» **Material for this exercise**:
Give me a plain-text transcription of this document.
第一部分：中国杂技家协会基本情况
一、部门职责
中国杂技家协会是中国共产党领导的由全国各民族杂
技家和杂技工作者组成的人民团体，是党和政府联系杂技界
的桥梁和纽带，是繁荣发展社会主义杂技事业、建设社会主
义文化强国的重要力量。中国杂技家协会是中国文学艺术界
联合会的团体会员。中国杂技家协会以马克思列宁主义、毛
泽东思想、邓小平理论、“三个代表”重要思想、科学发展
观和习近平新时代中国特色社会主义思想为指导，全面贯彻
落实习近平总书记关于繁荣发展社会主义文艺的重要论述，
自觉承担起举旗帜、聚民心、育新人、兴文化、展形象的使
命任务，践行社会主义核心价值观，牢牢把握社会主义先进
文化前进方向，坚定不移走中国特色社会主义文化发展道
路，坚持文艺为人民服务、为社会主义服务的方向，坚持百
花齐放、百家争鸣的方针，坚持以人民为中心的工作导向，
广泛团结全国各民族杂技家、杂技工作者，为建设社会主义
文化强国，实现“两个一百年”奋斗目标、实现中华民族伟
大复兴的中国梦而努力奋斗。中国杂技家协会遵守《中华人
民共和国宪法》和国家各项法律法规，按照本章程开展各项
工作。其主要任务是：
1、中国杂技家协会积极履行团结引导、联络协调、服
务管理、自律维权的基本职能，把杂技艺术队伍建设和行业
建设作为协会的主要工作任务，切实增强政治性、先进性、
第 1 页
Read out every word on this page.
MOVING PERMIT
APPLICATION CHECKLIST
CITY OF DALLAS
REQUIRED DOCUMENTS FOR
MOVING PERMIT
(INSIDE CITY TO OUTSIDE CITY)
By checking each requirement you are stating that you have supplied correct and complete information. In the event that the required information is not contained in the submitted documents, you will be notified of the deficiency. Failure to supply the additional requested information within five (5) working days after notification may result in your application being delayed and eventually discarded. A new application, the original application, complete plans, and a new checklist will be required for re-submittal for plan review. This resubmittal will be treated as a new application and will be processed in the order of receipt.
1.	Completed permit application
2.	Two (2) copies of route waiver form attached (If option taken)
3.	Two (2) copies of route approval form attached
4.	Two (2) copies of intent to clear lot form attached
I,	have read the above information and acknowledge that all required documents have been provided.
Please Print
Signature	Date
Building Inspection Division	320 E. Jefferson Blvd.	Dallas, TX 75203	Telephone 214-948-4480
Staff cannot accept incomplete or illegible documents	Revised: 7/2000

» **Required task**:
Reproduce the entire listing word for word.

» **Written answer**:
Give me a plain-text transcription of this document.
第一部分：中国杂技家协会基本情况
一、部门职责
中国杂技家协会是中国共产党领导的由全国各民族杂
技家和杂技工作者组成的人民团体，是党和政府联系杂技界
的桥梁和纽带，是繁荣发展社会主义杂技事业、建设社会主
义文化强国的重要力量。中国杂技家协会是中国文学艺术界
联合会的团体会员。中国杂技家协会以马克思列宁主义、毛
泽东思想、邓小平理论、“三个代表”重要思想、科学发展
观和习近平新时代中国特色社会主义思想为指导，全面贯彻
落实习近平总书记关于繁荣发展社会主义文艺的重要论述，
自觉承担起举旗帜、聚民心、育新人、兴文化、展形象的使
命任务，践行社会主义核心价值观，牢牢把握社会主义先进
文化前进方向，坚定不移走中国特色社会主义文化发展道
路，坚持文艺为人民服务、为社会主义服务的方向，坚持百
花齐放、百家争鸣的方针，坚持以人民为中心的工作导向，
广泛团结全国各民族杂技家、杂技工作者，为建设社会主义
文化强国，实现“两个一百年”奋斗目标、实现中华民族伟
大复兴的中国梦而努力奋斗。中国杂技家协会遵守《中华人
民共和国宪法》和国家各项法律法规，按照本章程开展各项
工作。其主要任务是：
1、中国杂技家协会积极履行团结引导、联络协调、服
务管理、自律维权的基本职能，把杂技艺术队伍建设和行业
建设作为协会的主要工作任务，切实增强政治性、先进性、
第 1 页
Read out every word on this page.
MOVING PERMIT
APPLICATION CHECKLIST
CITY OF DALLAS
REQUIRED DOCUMENTS FOR
MOVING PERMIT
(INSIDE CITY TO OUTSIDE CITY)
By checking each requirement you are stating that you have supplied correct and complete information. In the event that the required information is not contained in the submitted documents, you will be notified of the deficiency. Failure to supply the additional requested information within five (5) working days after notification may result in your application being delayed and eventually discarded. A new application, the original application, complete plans, and a new checklist will be required for re-submittal for plan review. This resubmittal will be treated as a new application and will be processed in the order of receipt.
1.	Completed permit application
2.	Two (2) copies of route waiver form attached (If option taken)
3.	Two (2) copies of route approval form attached
4.	Two (2) copies of intent to clear lot form attached
I,	have read the above information and acknowledge that all required documents have been provided.
Please Print
Signature	Date
Building Inspection Division	320 E. Jefferson Blvd.	Dallas, TX 75203	Telephone 214-948-4480
Staff cannot accept incomplete or illegible documents	Revised: 7/2000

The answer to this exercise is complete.